WHAT IS BEING ASKED: Records follow. Copy every line with "color".

RECORDED DATA:

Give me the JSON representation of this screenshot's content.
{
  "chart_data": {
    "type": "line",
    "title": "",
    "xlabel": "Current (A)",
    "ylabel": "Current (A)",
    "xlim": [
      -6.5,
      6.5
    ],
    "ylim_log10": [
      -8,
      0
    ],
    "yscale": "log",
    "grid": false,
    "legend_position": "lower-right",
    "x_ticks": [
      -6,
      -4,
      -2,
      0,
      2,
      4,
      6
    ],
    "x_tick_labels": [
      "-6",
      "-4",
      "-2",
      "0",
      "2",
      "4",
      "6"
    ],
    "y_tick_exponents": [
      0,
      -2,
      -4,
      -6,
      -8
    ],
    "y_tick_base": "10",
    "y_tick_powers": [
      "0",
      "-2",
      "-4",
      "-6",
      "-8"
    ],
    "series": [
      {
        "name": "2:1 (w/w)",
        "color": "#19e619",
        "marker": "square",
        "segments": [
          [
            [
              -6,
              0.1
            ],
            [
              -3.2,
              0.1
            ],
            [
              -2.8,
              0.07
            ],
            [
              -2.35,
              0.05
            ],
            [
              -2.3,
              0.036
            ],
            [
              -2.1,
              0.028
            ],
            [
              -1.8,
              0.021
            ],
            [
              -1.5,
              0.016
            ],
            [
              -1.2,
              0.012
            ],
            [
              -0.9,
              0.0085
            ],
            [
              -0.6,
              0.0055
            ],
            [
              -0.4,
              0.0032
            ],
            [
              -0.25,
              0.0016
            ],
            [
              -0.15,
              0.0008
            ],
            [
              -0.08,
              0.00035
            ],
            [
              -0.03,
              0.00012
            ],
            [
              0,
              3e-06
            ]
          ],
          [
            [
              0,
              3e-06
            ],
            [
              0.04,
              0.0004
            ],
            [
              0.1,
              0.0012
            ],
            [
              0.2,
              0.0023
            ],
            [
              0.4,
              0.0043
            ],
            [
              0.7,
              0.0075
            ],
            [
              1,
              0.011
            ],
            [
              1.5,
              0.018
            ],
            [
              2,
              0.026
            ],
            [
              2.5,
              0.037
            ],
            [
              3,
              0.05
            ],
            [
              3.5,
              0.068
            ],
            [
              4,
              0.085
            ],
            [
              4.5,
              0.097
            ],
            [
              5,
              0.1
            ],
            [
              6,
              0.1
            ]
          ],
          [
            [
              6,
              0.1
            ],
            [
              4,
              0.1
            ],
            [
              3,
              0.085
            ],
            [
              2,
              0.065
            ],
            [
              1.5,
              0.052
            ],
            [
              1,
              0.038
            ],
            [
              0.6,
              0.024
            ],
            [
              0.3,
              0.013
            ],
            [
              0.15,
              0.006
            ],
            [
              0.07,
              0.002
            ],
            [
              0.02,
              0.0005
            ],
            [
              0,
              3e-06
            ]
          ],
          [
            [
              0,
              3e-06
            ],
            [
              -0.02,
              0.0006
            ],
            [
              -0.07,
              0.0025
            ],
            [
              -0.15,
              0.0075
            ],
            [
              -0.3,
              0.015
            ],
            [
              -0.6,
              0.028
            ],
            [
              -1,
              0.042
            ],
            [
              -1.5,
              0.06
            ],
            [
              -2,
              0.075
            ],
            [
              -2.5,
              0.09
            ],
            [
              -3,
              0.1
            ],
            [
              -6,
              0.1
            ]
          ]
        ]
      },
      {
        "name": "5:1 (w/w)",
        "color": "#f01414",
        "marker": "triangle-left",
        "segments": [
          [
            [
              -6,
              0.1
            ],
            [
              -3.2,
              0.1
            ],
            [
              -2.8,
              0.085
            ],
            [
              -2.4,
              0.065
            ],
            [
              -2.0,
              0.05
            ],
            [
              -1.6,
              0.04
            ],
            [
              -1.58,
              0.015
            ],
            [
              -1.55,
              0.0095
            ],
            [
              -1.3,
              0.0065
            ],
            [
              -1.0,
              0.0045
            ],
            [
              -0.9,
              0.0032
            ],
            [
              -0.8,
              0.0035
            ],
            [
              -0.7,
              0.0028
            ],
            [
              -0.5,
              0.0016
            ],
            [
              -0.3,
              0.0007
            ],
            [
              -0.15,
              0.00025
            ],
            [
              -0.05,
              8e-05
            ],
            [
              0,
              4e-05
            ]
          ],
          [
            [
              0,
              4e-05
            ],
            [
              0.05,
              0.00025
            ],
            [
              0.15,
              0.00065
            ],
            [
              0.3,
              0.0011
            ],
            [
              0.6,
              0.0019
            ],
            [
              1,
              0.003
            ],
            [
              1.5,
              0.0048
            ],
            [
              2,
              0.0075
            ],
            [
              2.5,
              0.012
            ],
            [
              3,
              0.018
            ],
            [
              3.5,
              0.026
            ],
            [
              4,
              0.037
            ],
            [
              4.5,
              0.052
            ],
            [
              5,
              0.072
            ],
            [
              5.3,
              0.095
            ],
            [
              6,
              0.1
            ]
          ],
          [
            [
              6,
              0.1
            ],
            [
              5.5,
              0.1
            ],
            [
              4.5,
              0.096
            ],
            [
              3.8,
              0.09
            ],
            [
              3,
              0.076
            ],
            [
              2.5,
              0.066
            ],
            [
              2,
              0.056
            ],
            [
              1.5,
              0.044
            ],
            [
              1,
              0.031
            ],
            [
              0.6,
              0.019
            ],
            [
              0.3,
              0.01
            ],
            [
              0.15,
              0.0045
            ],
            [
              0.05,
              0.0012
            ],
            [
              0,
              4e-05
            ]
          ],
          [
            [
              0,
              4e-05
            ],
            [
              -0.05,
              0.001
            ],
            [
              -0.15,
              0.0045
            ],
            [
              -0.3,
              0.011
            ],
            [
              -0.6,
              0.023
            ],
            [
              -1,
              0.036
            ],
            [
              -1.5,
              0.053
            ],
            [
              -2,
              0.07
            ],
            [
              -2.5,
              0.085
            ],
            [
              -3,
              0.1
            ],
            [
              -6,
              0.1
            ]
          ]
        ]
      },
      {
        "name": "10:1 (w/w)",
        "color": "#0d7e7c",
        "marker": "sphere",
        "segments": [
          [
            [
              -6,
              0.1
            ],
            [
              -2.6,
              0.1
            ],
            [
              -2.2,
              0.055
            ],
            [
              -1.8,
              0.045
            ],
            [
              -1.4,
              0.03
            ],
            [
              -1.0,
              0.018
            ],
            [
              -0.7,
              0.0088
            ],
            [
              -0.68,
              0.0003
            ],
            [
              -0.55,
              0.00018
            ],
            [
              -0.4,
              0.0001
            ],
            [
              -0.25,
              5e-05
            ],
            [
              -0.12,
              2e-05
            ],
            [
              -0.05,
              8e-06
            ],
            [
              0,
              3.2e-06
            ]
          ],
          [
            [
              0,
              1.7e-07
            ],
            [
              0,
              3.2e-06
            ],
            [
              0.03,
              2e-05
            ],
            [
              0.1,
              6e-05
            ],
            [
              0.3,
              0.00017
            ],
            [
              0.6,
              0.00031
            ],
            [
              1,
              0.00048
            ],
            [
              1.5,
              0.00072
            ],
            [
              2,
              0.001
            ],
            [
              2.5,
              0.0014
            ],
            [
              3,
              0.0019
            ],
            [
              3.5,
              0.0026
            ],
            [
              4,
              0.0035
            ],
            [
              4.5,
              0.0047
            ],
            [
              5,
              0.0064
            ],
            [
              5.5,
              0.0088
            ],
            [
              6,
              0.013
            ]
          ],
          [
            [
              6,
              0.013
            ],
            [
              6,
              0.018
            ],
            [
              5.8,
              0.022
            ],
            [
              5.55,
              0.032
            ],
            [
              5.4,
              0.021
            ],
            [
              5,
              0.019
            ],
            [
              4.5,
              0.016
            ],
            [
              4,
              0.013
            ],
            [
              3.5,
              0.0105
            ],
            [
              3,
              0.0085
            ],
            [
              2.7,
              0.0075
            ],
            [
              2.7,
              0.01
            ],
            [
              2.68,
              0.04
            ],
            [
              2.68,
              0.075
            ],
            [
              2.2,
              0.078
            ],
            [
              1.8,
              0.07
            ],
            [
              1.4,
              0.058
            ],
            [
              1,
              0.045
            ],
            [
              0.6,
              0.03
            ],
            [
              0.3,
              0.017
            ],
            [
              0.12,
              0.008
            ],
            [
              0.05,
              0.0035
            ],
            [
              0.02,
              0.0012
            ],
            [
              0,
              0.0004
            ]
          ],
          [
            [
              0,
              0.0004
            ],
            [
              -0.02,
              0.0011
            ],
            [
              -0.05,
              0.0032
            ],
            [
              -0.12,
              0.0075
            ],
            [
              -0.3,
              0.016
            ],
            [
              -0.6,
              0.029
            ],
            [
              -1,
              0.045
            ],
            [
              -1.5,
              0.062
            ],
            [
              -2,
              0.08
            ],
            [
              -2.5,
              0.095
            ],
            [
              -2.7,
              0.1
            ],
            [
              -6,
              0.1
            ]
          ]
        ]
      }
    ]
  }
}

THE RESPONSE:
        "color": "#19e619",
        "color": "#f01414",
        "color": "#0d7e7c",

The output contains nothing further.